LISTED RECORDS:
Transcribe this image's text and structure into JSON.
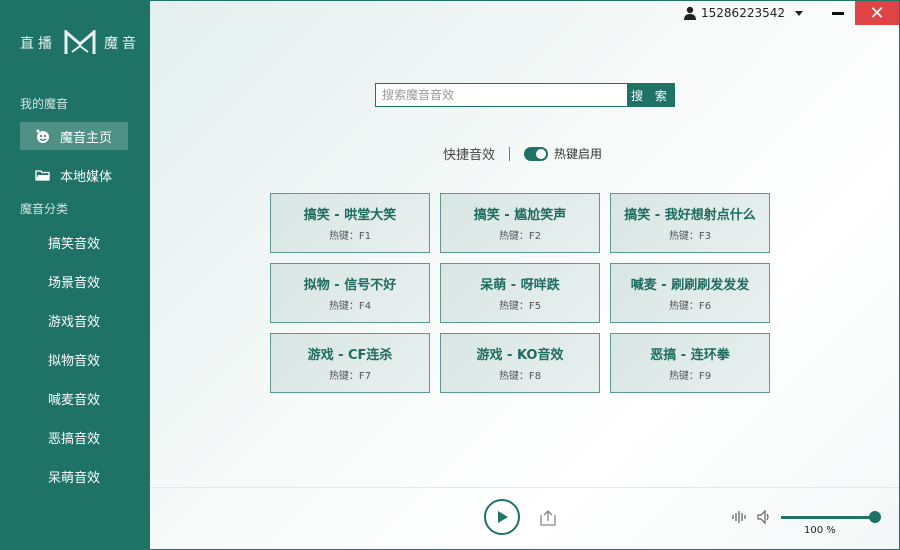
{
  "app": {
    "logo_text_left": "直播",
    "logo_text_right": "魔音"
  },
  "sidebar": {
    "my_section": "我的魔音",
    "nav": [
      {
        "label": "魔音主页",
        "icon": "smiley-icon",
        "active": true
      },
      {
        "label": "本地媒体",
        "icon": "folder-icon",
        "active": false
      }
    ],
    "category_section": "魔音分类",
    "categories": [
      "搞笑音效",
      "场景音效",
      "游戏音效",
      "拟物音效",
      "喊麦音效",
      "恶搞音效",
      "呆萌音效"
    ]
  },
  "topbar": {
    "user_id": "15286223542",
    "close_symbol": "✕"
  },
  "search": {
    "placeholder": "搜索魔音音效",
    "button_label": "搜 索"
  },
  "quick": {
    "label": "快捷音效",
    "toggle_label": "热键启用",
    "toggle_on": true
  },
  "effects": [
    {
      "title": "搞笑 - 哄堂大笑",
      "hotkey": "热键：F1"
    },
    {
      "title": "搞笑 - 尴尬笑声",
      "hotkey": "热键：F2"
    },
    {
      "title": "搞笑 - 我好想射点什么",
      "hotkey": "热键：F3"
    },
    {
      "title": "拟物 - 信号不好",
      "hotkey": "热键：F4"
    },
    {
      "title": "呆萌 - 呀咩跌",
      "hotkey": "热键：F5"
    },
    {
      "title": "喊麦 - 刷刷刷发发发",
      "hotkey": "热键：F6"
    },
    {
      "title": "游戏 - CF连杀",
      "hotkey": "热键：F7"
    },
    {
      "title": "游戏 - KO音效",
      "hotkey": "热键：F8"
    },
    {
      "title": "恶搞 - 连环拳",
      "hotkey": "热键：F9"
    }
  ],
  "player": {
    "volume_label": "100 %",
    "volume_fraction": 1.0
  },
  "colors": {
    "brand": "#1e7266",
    "close": "#e04343"
  }
}
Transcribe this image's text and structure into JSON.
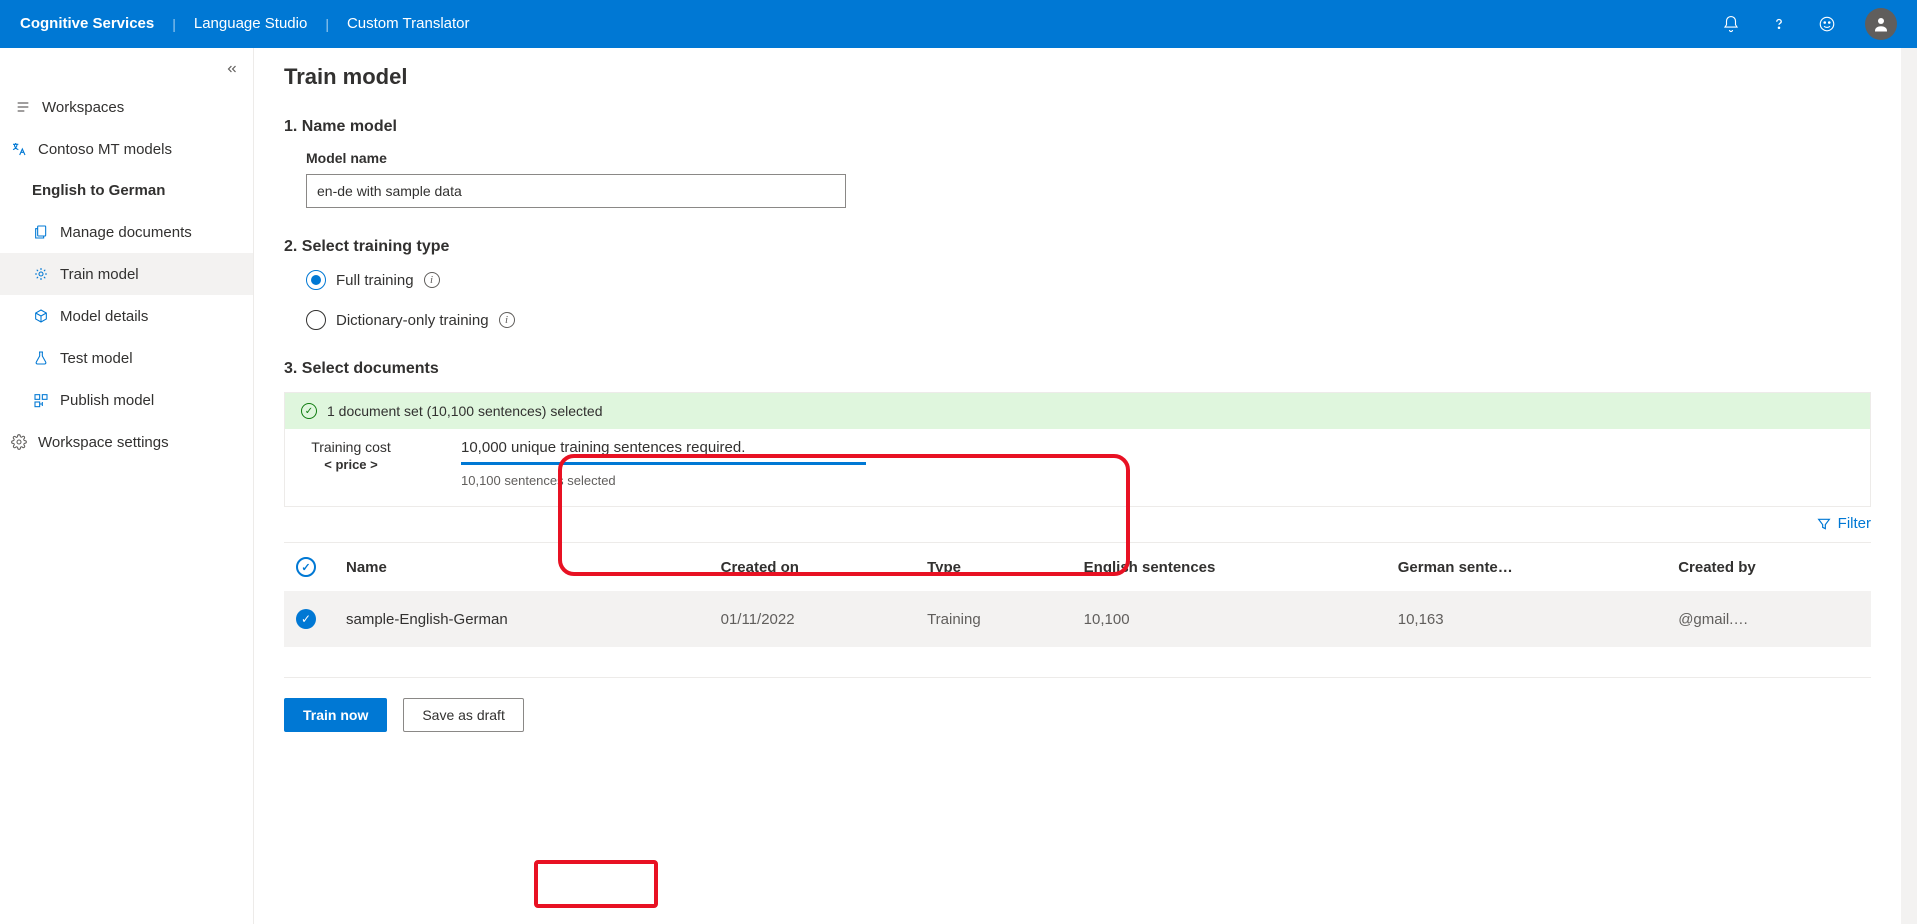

SHORT PROBLEM: Go through the material above and print all of it exactly, except the pictures.

EXERCISE SOLUTION:
Transcribe this image's text and structure into JSON.
{
  "app": {
    "logo_text_left": "直播",
    "logo_text_right": "魔音"
  },
  "sidebar": {
    "my_section": "我的魔音",
    "nav": [
      {
        "label": "魔音主页",
        "icon": "smiley-icon",
        "active": true
      },
      {
        "label": "本地媒体",
        "icon": "folder-icon",
        "active": false
      }
    ],
    "category_section": "魔音分类",
    "categories": [
      "搞笑音效",
      "场景音效",
      "游戏音效",
      "拟物音效",
      "喊麦音效",
      "恶搞音效",
      "呆萌音效"
    ]
  },
  "topbar": {
    "user_id": "15286223542",
    "close_symbol": "✕"
  },
  "search": {
    "placeholder": "搜索魔音音效",
    "button_label": "搜 索"
  },
  "quick": {
    "label": "快捷音效",
    "toggle_label": "热键启用",
    "toggle_on": true
  },
  "effects": [
    {
      "title": "搞笑 - 哄堂大笑",
      "hotkey": "热键：F1"
    },
    {
      "title": "搞笑 - 尴尬笑声",
      "hotkey": "热键：F2"
    },
    {
      "title": "搞笑 - 我好想射点什么",
      "hotkey": "热键：F3"
    },
    {
      "title": "拟物 - 信号不好",
      "hotkey": "热键：F4"
    },
    {
      "title": "呆萌 - 呀咩跌",
      "hotkey": "热键：F5"
    },
    {
      "title": "喊麦 - 刷刷刷发发发",
      "hotkey": "热键：F6"
    },
    {
      "title": "游戏 - CF连杀",
      "hotkey": "热键：F7"
    },
    {
      "title": "游戏 - KO音效",
      "hotkey": "热键：F8"
    },
    {
      "title": "恶搞 - 连环拳",
      "hotkey": "热键：F9"
    }
  ],
  "player": {
    "volume_label": "100 %",
    "volume_fraction": 1.0
  },
  "colors": {
    "brand": "#1e7266",
    "close": "#e04343"
  }
}
Transcribe this image's text and structure into JSON.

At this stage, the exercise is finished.